What is asked: Skip the pictures and repeat each line of the data exactly.

# Extracted information start

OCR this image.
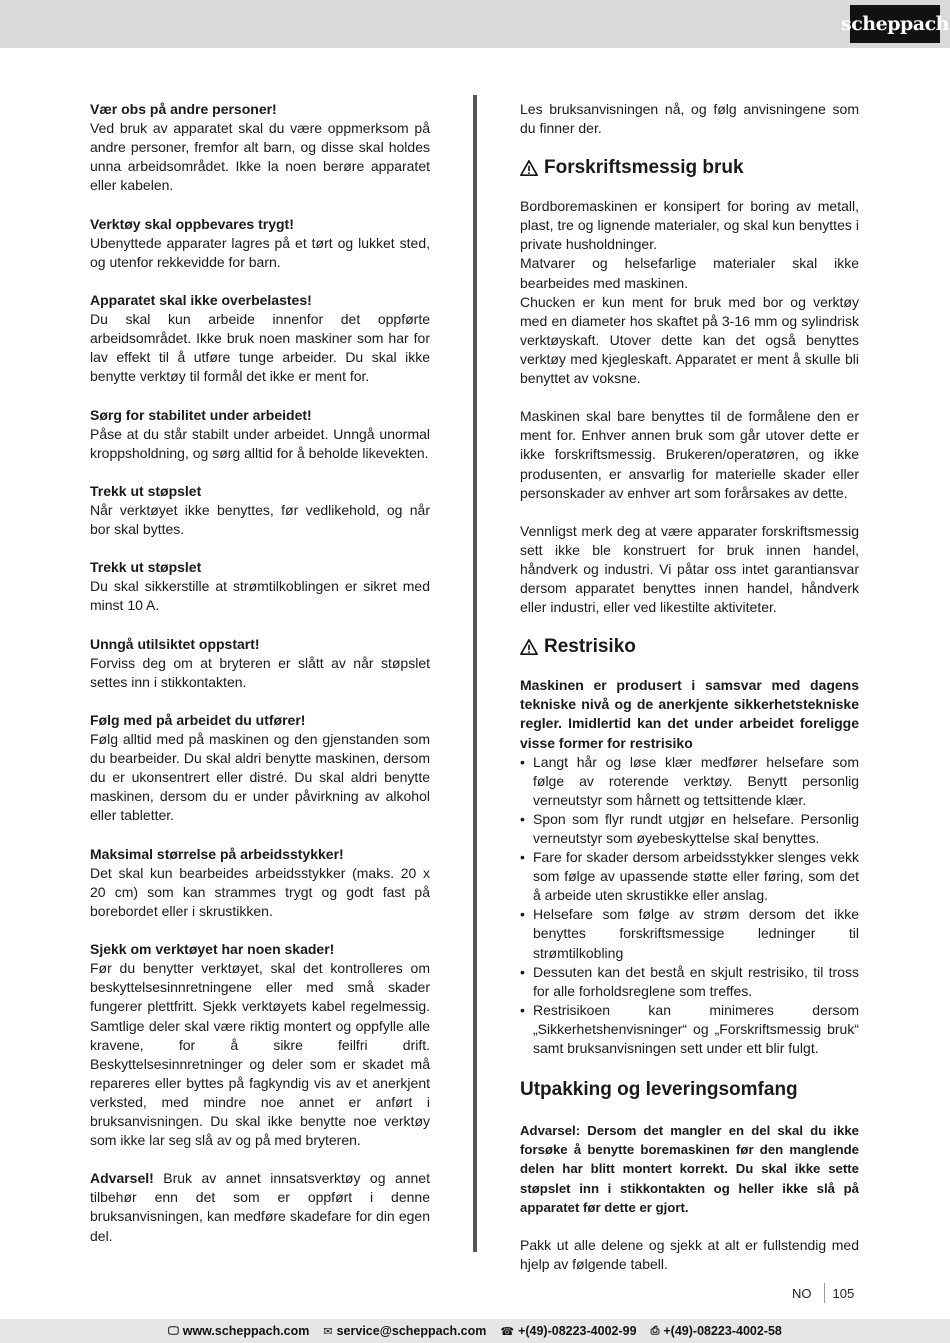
scheppach

Vær obs på andre personer!
Ved bruk av apparatet skal du være oppmerksom på andre personer, fremfor alt barn, og disse skal holdes unna arbeidsområdet. Ikke la noen berøre apparatet eller kabelen.

Verktøy skal oppbevares trygt!
Ubenyttede apparater lagres på et tørt og lukket sted, og utenfor rekkevidde for barn.

Apparatet skal ikke overbelastes!
Du skal kun arbeide innenfor det oppførte arbeidsområdet. Ikke bruk noen maskiner som har for lav effekt til å utføre tunge arbeider. Du skal ikke benytte verktøy til formål det ikke er ment for.

Sørg for stabilitet under arbeidet!
Påse at du står stabilt under arbeidet. Unngå unormal kroppsholdning, og sørg alltid for å beholde likevekten.

Trekk ut støpslet
Når verktøyet ikke benyttes, før vedlikehold, og når bor skal byttes.

Trekk ut støpslet
Du skal sikkerstille at strømtilkoblingen er sikret med minst 10 A.

Unngå utilsiktet oppstart!
Forviss deg om at bryteren er slått av når støpslet settes inn i stikkontakten.

Følg med på arbeidet du utfører!
Følg alltid med på maskinen og den gjenstanden som du bearbeider. Du skal aldri benytte maskinen, dersom du er ukonsentrert eller distré. Du skal aldri benytte maskinen, dersom du er under påvirkning av alkohol eller tabletter.

Maksimal størrelse på arbeidsstykker!
Det skal kun bearbeides arbeidsstykker (maks. 20 x 20 cm) som kan strammes trygt og godt fast på borebordet eller i skrustikken.

Sjekk om verktøyet har noen skader!
Før du benytter verktøyet, skal det kontrolleres om beskyttelsesinnretningene eller med små skader fungerer plettfritt. Sjekk verktøyets kabel regelmessig. Samtlige deler skal være riktig montert og oppfylle alle kravene, for å sikre feilfri drift. Beskyttelsesinnretninger og deler som er skadet må repareres eller byttes på fagkyndig vis av et anerkjent verksted, med mindre noe annet er anført i bruksanvisningen. Du skal ikke benytte noe verktøy som ikke lar seg slå av og på med bryteren.

Advarsel! Bruk av annet innsatsverktøy og annet tilbehør enn det som er oppført i denne bruksanvisningen, kan medføre skadefare for din egen del.

Les bruksanvisningen nå, og følg anvisningene som du finner der.

Forskriftsmessig bruk

Bordboremaskinen er konsipert for boring av metall, plast, tre og lignende materialer, og skal kun benyttes i private husholdninger.

Matvarer og helsefarlige materialer skal ikke bearbeides med maskinen.

Chucken er kun ment for bruk med bor og verktøy med en diameter hos skaftet på 3-16 mm og sylindrisk verktøyskaft. Utover dette kan det også benyttes verktøy med kjegleskaft. Apparatet er ment å skulle bli benyttet av voksne.

Maskinen skal bare benyttes til de formålene den er ment for. Enhver annen bruk som går utover dette er ikke forskriftsmessig. Brukeren/operatøren, og ikke produsenten, er ansvarlig for materielle skader eller personskader av enhver art som forårsakes av dette.

Vennligst merk deg at være apparater forskriftsmessig sett ikke ble konstruert for bruk innen handel, håndverk og industri. Vi påtar oss intet garantiansvar dersom apparatet benyttes innen handel, håndverk eller industri, eller ved likestilte aktiviteter.

Restrisiko

Maskinen er produsert i samsvar med dagens tekniske nivå og de anerkjente sikkerhetstekniske regler. Imidlertid kan det under arbeidet foreligge visse former for restrisiko

• Langt hår og løse klær medfører helsefare som følge av roterende verktøy. Benytt personlig verneutstyr som hårnett og tettsittende klær.
• Spon som flyr rundt utgjør en helsefare. Personlig verneutstyr som øyebeskyttelse skal benyttes.
• Fare for skader dersom arbeidsstykker slenges vekk som følge av upassende støtte eller føring, som det å arbeide uten skrustikke eller anslag.
• Helsefare som følge av strøm dersom det ikke benyttes forskriftsmessige ledninger til strømtilkobling
• Dessuten kan det bestå en skjult restrisiko, til tross for alle forholdsreglene som treffes.
• Restrisikoen kan minimeres dersom „Sikkerhetshenvisninger“ og „Forskriftsmessig bruk“ samt bruksanvisningen sett under ett blir fulgt.
Utpakking og leveringsomfang

Advarsel: Dersom det mangler en del skal du ikke forsøke å benytte boremaskinen før den manglende delen har blitt montert korrekt. Du skal ikke sette støpslet inn i stikkontakten og heller ikke slå på apparatet før dette er gjort.

Pakk ut alle delene og sjekk at alt er fullstendig med hjelp av følgende tabell.

NO 105
🖵 www.scheppach.com ✉ service@scheppach.com ☎ +(49)-08223-4002-99 ⎙ +(49)-08223-4002-58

# Extracted information end

Completed task:
OCR this image.
scheppach

Vær obs på andre personer!
Ved bruk av apparatet skal du være oppmerksom på andre personer, fremfor alt barn, og disse skal holdes unna arbeidsområdet. Ikke la noen berøre apparatet eller kabelen.

Verktøy skal oppbevares trygt!
Ubenyttede apparater lagres på et tørt og lukket sted, og utenfor rekkevidde for barn.

Apparatet skal ikke overbelastes!
Du skal kun arbeide innenfor det oppførte arbeidsområdet. Ikke bruk noen maskiner som har for lav effekt til å utføre tunge arbeider. Du skal ikke benytte verktøy til formål det ikke er ment for.

Sørg for stabilitet under arbeidet!
Påse at du står stabilt under arbeidet. Unngå unormal kroppsholdning, og sørg alltid for å beholde likevekten.

Trekk ut støpslet
Når verktøyet ikke benyttes, før vedlikehold, og når bor skal byttes.

Trekk ut støpslet
Du skal sikkerstille at strømtilkoblingen er sikret med minst 10 A.

Unngå utilsiktet oppstart!
Forviss deg om at bryteren er slått av når støpslet settes inn i stikkontakten.

Følg med på arbeidet du utfører!
Følg alltid med på maskinen og den gjenstanden som du bearbeider. Du skal aldri benytte maskinen, dersom du er ukonsentrert eller distré. Du skal aldri benytte maskinen, dersom du er under påvirkning av alkohol eller tabletter.

Maksimal størrelse på arbeidsstykker!
Det skal kun bearbeides arbeidsstykker (maks. 20 x 20 cm) som kan strammes trygt og godt fast på borebordet eller i skrustikken.

Sjekk om verktøyet har noen skader!
Før du benytter verktøyet, skal det kontrolleres om beskyttelsesinnretningene eller med små skader fungerer plettfritt. Sjekk verktøyets kabel regelmessig. Samtlige deler skal være riktig montert og oppfylle alle kravene, for å sikre feilfri drift. Beskyttelsesinnretninger og deler som er skadet må repareres eller byttes på fagkyndig vis av et anerkjent verksted, med mindre noe annet er anført i bruksanvisningen. Du skal ikke benytte noe verktøy som ikke lar seg slå av og på med bryteren.

Advarsel! Bruk av annet innsatsverktøy og annet tilbehør enn det som er oppført i denne bruksanvisningen, kan medføre skadefare for din egen del.

Les bruksanvisningen nå, og følg anvisningene som du finner der.

Forskriftsmessig bruk

Bordboremaskinen er konsipert for boring av metall, plast, tre og lignende materialer, og skal kun benyttes i private husholdninger.

Matvarer og helsefarlige materialer skal ikke bearbeides med maskinen.

Chucken er kun ment for bruk med bor og verktøy med en diameter hos skaftet på 3-16 mm og sylindrisk verktøyskaft. Utover dette kan det også benyttes verktøy med kjegleskaft. Apparatet er ment å skulle bli benyttet av voksne.

Maskinen skal bare benyttes til de formålene den er ment for. Enhver annen bruk som går utover dette er ikke forskriftsmessig. Brukeren/operatøren, og ikke produsenten, er ansvarlig for materielle skader eller personskader av enhver art som forårsakes av dette.

Vennligst merk deg at være apparater forskriftsmessig sett ikke ble konstruert for bruk innen handel, håndverk og industri. Vi påtar oss intet garantiansvar dersom apparatet benyttes innen handel, håndverk eller industri, eller ved likestilte aktiviteter.

Restrisiko

Maskinen er produsert i samsvar med dagens tekniske nivå og de anerkjente sikkerhetstekniske regler. Imidlertid kan det under arbeidet foreligge visse former for restrisiko

• Langt hår og løse klær medfører helsefare som følge av roterende verktøy. Benytt personlig verneutstyr som hårnett og tettsittende klær.
• Spon som flyr rundt utgjør en helsefare. Personlig verneutstyr som øyebeskyttelse skal benyttes.
• Fare for skader dersom arbeidsstykker slenges vekk som følge av upassende støtte eller føring, som det å arbeide uten skrustikke eller anslag.
• Helsefare som følge av strøm dersom det ikke benyttes forskriftsmessige ledninger til strømtilkobling
• Dessuten kan det bestå en skjult restrisiko, til tross for alle forholdsreglene som treffes.
• Restrisikoen kan minimeres dersom „Sikkerhetshenvisninger“ og „Forskriftsmessig bruk“ samt bruksanvisningen sett under ett blir fulgt.
Utpakking og leveringsomfang

Advarsel: Dersom det mangler en del skal du ikke forsøke å benytte boremaskinen før den manglende delen har blitt montert korrekt. Du skal ikke sette støpslet inn i stikkontakten og heller ikke slå på apparatet før dette er gjort.

Pakk ut alle delene og sjekk at alt er fullstendig med hjelp av følgende tabell.

NO 105
🖵 www.scheppach.com ✉ service@scheppach.com ☎ +(49)-08223-4002-99 ⎙ +(49)-08223-4002-58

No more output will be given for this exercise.